#### WHAT YOU NEED TO DO
Return each line containing "seulement".

#### RECORDS SUPPLIED

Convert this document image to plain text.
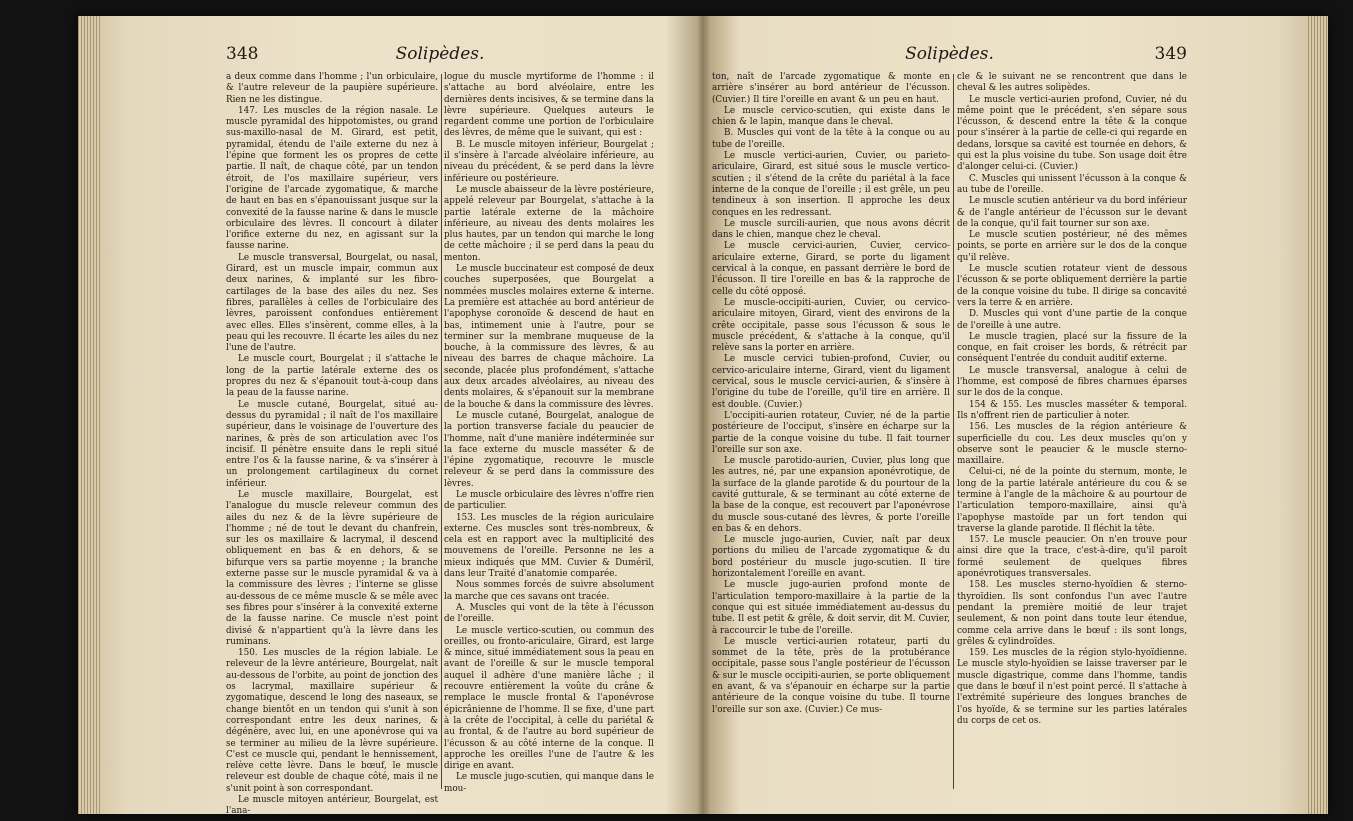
348	Solipèdes.

a deux comme dans l'homme ; l'un orbiculaire, & l'autre releveur de la paupière supérieure. Rien ne les distingue.

147. Les muscles de la région nasale. Le muscle pyramidal des hippotomistes, ou grand sus-maxillo-nasal de M. Girard, est petit, pyramidal, étendu de l'aile externe du nez à l'épine que forment les os propres de cette partie. Il naît, de chaque côté, par un tendon étroit, de l'os maxillaire supérieur, vers l'origine de l'arcade zygomatique, & marche de haut en bas en s'épanouissant jusque sur la convexité de la fausse narine & dans le muscle orbiculaire des lèvres. Il concourt à dilater l'orifice externe du nez, en agissant sur la fausse narine.

Le muscle transversal, Bourgelat, ou nasal, Girard, est un muscle impair, commun aux deux narines, & implanté sur les fibro-cartilages de la base des ailes du nez. Ses fibres, parallèles à celles de l'orbiculaire des lèvres, paroissent confondues entièrement avec elles. Elles s'insèrent, comme elles, à la peau qui les recouvre. Il écarte les ailes du nez l'une de l'autre.

Le muscle court, Bourgelat ; il s'attache le long de la partie latérale externe des os propres du nez & s'épanouit tout-à-coup dans la peau de la fausse narine.

Le muscle cutané, Bourgelat, situé au-dessus du pyramidal ; il naît de l'os maxillaire supérieur, dans le voisinage de l'ouverture des narines, & près de son articulation avec l'os incisif. Il pénètre ensuite dans le repli situé entre l'os & la fausse narine, & va s'insérer à un prolongement cartilagineux du cornet inférieur.

Le muscle maxillaire, Bourgelat, est l'analogue du muscle releveur commun des ailes du nez & de la lèvre supérieure de l'homme ; né de tout le devant du chanfrein, sur les os maxillaire & lacrymal, il descend obliquement en bas & en dehors, & se bifurque vers sa partie moyenne ; la branche externe passe sur le muscle pyramidal & va à la commissure des lèvres ; l'interne se glisse au-dessous de ce même muscle & se mêle avec ses fibres pour s'insérer à la convexité externe de la fausse narine. Ce muscle n'est point divisé & n'appartient qu'à la lèvre dans les ruminans.

150. Les muscles de la région labiale. Le releveur de la lèvre antérieure, Bourgelat, naît au-dessous de l'orbite, au point de jonction des os lacrymal, maxillaire supérieur & zygomatique, descend le long des naseaux, se change bientôt en un tendon qui s'unit à son correspondant entre les deux narines, & dégénère, avec lui, en une aponévrose qui va se terminer au milieu de la lèvre supérieure. C'est ce muscle qui, pendant le hennissement, relève cette lèvre. Dans le bœuf, le muscle releveur est double de chaque côté, mais il ne s'unit point à son correspondant.

Le muscle mitoyen antérieur, Bourgelat, est l'ana-

logue du muscle myrtiforme de l'homme : il s'attache au bord alvéolaire, entre les dernières dents incisives, & se termine dans la lèvre supérieure. Quelques auteurs le regardent comme une portion de l'orbiculaire des lèvres, de même que le suivant, qui est :

B. Le muscle mitoyen inférieur, Bourgelat ; il s'insère à l'arcade alvéolaire inférieure, au niveau du précédent, & se perd dans la lèvre inférieure ou postérieure.

Le muscle abaisseur de la lèvre postérieure, appelé releveur par Bourgelat, s'attache à la partie latérale externe de la mâchoire inférieure, au niveau des dents molaires les plus hautes, par un tendon qui marche le long de cette mâchoire ; il se perd dans la peau du menton.

Le muscle buccinateur est composé de deux couches superposées, que Bourgelat a nommées muscles molaires externe & interne. La première est attachée au bord antérieur de l'apophyse coronoïde & descend de haut en bas, intimement unie à l'autre, pour se terminer sur la membrane muqueuse de la bouche, à la commissure des lèvres, & au niveau des barres de chaque mâchoire. La seconde, placée plus profondément, s'attache aux deux arcades alvéolaires, au niveau des dents molaires, & s'épanouit sur la membrane de la bouche & dans la commissure des lèvres.

Le muscle cutané, Bourgelat, analogue de la portion transverse faciale du peaucier de l'homme, naît d'une manière indéterminée sur la face externe du muscle masséter & de l'épine zygomatique, recouvre le muscle releveur & se perd dans la commissure des lèvres.

Le muscle orbiculaire des lèvres n'offre rien de particulier.

153. Les muscles de la région auriculaire externe. Ces muscles sont très-nombreux, & cela est en rapport avec la multiplicité des mouvemens de l'oreille. Personne ne les a mieux indiqués que MM. Cuvier & Duméril, dans leur Traité d'anatomie comparée.

Nous sommes forcés de suivre absolument la marche que ces savans ont tracée.

A. Muscles qui vont de la tête à l'écusson de l'oreille.

Le muscle vertico-scutien, ou commun des oreilles, ou fronto-ariculaire, Girard, est large & mince, situé immédiatement sous la peau en avant de l'oreille & sur le muscle temporal auquel il adhère d'une manière lâche ; il recouvre entièrement la voûte du crâne & remplace le muscle frontal & l'aponévrose épicrânienne de l'homme. Il se fixe, d'une part à la crête de l'occipital, à celle du pariétal & au frontal, & de l'autre au bord supérieur de l'écusson & au côté interne de la conque. Il approche les oreilles l'une de l'autre & les dirige en avant.

Le muscle jugo-scutien, qui manque dans le mou-

Solipèdes.	349

ton, naît de l'arcade zygomatique & monte en arrière s'insérer au bord antérieur de l'écusson. (Cuvier.) Il tire l'oreille en avant & un peu en haut.

Le muscle cervico-scutien, qui existe dans le chien & le lapin, manque dans le cheval.

B. Muscles qui vont de la tête à la conque ou au tube de l'oreille.

Le muscle vertici-aurien, Cuvier, ou parieto-ariculaire, Girard, est situé sous le muscle vertico-scutien ; il s'étend de la crête du pariétal à la face interne de la conque de l'oreille ; il est grêle, un peu tendineux à son insertion. Il approche les deux conques en les redressant.

Le muscle surcili-aurien, que nous avons décrit dans le chien, manque chez le cheval.

Le muscle cervici-aurien, Cuvier, cervico-ariculaire externe, Girard, se porte du ligament cervical à la conque, en passant derrière le bord de l'écusson. Il tire l'oreille en bas & la rapproche de celle du côté opposé.

Le muscle-occipiti-aurien, Cuvier, ou cervico-ariculaire mitoyen, Girard, vient des environs de la crête occipitale, passe sous l'écusson & sous le muscle précédent, & s'attache à la conque, qu'il relève sans la porter en arrière.

Le muscle cervici tubien-profond, Cuvier, ou cervico-ariculaire interne, Girard, vient du ligament cervical, sous le muscle cervici-aurien, & s'insère à l'origine du tube de l'oreille, qu'il tire en arrière. Il est double. (Cuvier.)

L'occipiti-aurien rotateur, Cuvier, né de la partie postérieure de l'occiput, s'insère en écharpe sur la partie de la conque voisine du tube. Il fait tourner l'oreille sur son axe.

Le muscle parotido-aurien, Cuvier, plus long que les autres, né, par une expansion aponévrotique, de la surface de la glande parotide & du pourtour de la cavité gutturale, & se terminant au côté externe de la base de la conque, est recouvert par l'aponévrose du muscle sous-cutané des lèvres, & porte l'oreille en bas & en dehors.

Le muscle jugo-aurien, Cuvier, naît par deux portions du milieu de l'arcade zygomatique & du bord postérieur du muscle jugo-scutien. Il tire horizontalement l'oreille en avant.

Le muscle jugo-aurien profond monte de l'articulation temporo-maxillaire à la partie de la conque qui est située immédiatement au-dessus du tube. Il est petit & grêle, & doit servir, dit M. Cuvier, à raccourcir le tube de l'oreille.

Le muscle vertici-aurien rotateur, parti du sommet de la tête, près de la protubérance occipitale, passe sous l'angle postérieur de l'écusson & sur le muscle occipiti-aurien, se porte obliquement en avant, & va s'épanouir en écharpe sur la partie antérieure de la conque voisine du tube. Il tourne l'oreille sur son axe. (Cuvier.) Ce mus-

cle & le suivant ne se rencontrent que dans le cheval & les autres solipèdes.

Le muscle vertici-aurien profond, Cuvier, né du même point que le précédent, s'en sépare sous l'écusson, & descend entre la tête & la conque pour s'insérer à la partie de celle-ci qui regarde en dedans, lorsque sa cavité est tournée en dehors, & qui est la plus voisine du tube. Son usage doit être d'alonger celui-ci. (Cuvier.)

C. Muscles qui unissent l'écusson à la conque & au tube de l'oreille.

Le muscle scutien antérieur va du bord inférieur & de l'angle antérieur de l'écusson sur le devant de la conque, qu'il fait tourner sur son axe.

Le muscle scutien postérieur, né des mêmes points, se porte en arrière sur le dos de la conque qu'il relève.

Le muscle scutien rotateur vient de dessous l'écusson & se porte obliquement derrière la partie de la conque voisine du tube. Il dirige sa concavité vers la terre & en arrière.

D. Muscles qui vont d'une partie de la conque de l'oreille à une autre.

Le muscle tragien, placé sur la fissure de la conque, en fait croiser les bords, & rétrécit par conséquent l'entrée du conduit auditif externe.

Le muscle transversal, analogue à celui de l'homme, est composé de fibres charnues éparses sur le dos de la conque.

154 & 155. Les muscles masséter & temporal. Ils n'offrent rien de particulier à noter.

156. Les muscles de la région antérieure & superficielle du cou. Les deux muscles qu'on y observe sont le peaucier & le muscle sterno-maxillaire.

Celui-ci, né de la pointe du sternum, monte, le long de la partie latérale antérieure du cou & se termine à l'angle de la mâchoire & au pourtour de l'articulation temporo-maxillaire, ainsi qu'à l'apophyse mastoïde par un fort tendon qui traverse la glande parotide. Il fléchit la tête.

157. Le muscle peaucier. On n'en trouve pour ainsi dire que la trace, c'est-à-dire, qu'il paroît formé seulement de quelques fibres aponévrotiques transversales.

158. Les muscles sterno-hyoïdien & sterno-thyroïdien. Ils sont confondus l'un avec l'autre pendant la première moitié de leur trajet seulement, & non point dans toute leur étendue, comme cela arrive dans le bœuf : ils sont longs, grêles & cylindroïdes.

159. Les muscles de la région stylo-hyoïdienne. Le muscle stylo-hyoïdien se laisse traverser par le muscle digastrique, comme dans l'homme, tandis que dans le bœuf il n'est point percé. Il s'attache à l'extrémité supérieure des longues branches de l'os hyoïde, & se termine sur les parties latérales du corps de cet os.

########

#### WRITTEN SOLUTION
157. Le muscle peaucier. On n'en trouve pour ainsi dire que la trace, c'est-à-dire, qu'il paroît formé seulement de quelques fibres aponévrotiques transversales.
158. Les muscles sterno-hyoïdien & sterno-thyroïdien. Ils sont confondus l'un avec l'autre pendant la première moitié de leur trajet seulement, & non point dans toute leur étendue, comme cela arrive dans le bœuf : ils sont longs, grêles & cylindroïdes.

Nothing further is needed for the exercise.